Please determine how many lines of the material include the word "base", and respond with nothing but that number.
+++ Data listing +++
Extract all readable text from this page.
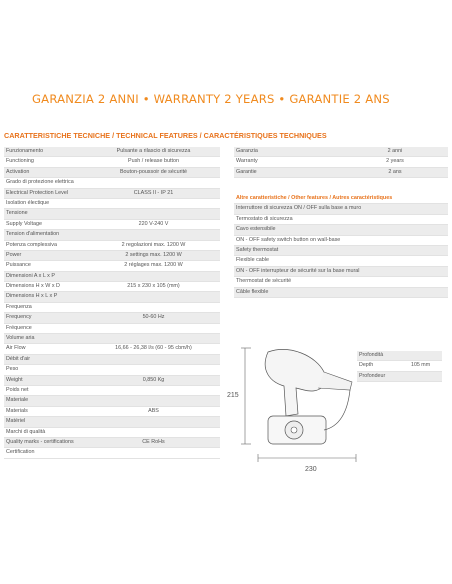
GARANZIA 2 ANNI • WARRANTY 2 YEARS • GARANTIE 2 ANS
CARATTERISTICHE TECNICHE / TECHNICAL FEATURES / CARACTÉRISTIQUES TECHNIQUES
Funzionamento	Pulsante a rilascio di sicurezza
Functioning	Push / release button
Activation	Bouton-poussoir de sécurité
Grado di protezione elettrica
Electrical Protection Level	CLASS II - IP 21
Isolation électique
Tensione
Supply Voltage	220 V-240 V
Tension d'alimentation
Potenza complessiva	2 regolazioni max. 1200 W
Power	2 settings max. 1200 W
Puissance	2 réglages max. 1200 W
Dimensioni A x L x P
Dimensions H x W x D	215 x 230 x 105 (mm)
Dimensions H x L x P
Frequenza
Frequency	50-60 Hz
Fréquence
Volume aria
Air Flow	16,66 - 26,38 l/s (60 - 95 cbm/h)
Débit d'air
Peso
Weight	0,850 Kg
Poids net
Materiale
Materials	ABS
Matériel
Marchi di qualità
Quality marks - certifications	CE RoHs
Certification
Garanzia	2 anni
Warranty	2 years
Garantie	2 ans
Altre caratteristiche / Other features / Autres caractéristiques
Interruttore di sicurezza ON / OFF sulla base a muro
Termostato di sicurezza
Cavo estensibile
ON - OFF safety switch button on wall-base
Safety thermostat
Flexible cable
ON - OFF interrupteur de sécurité sur la base mural
Thermostat de sécurité
Câble flexible
Profondità
Depth	105 mm
Profondeur
215
230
+++
The reply –
3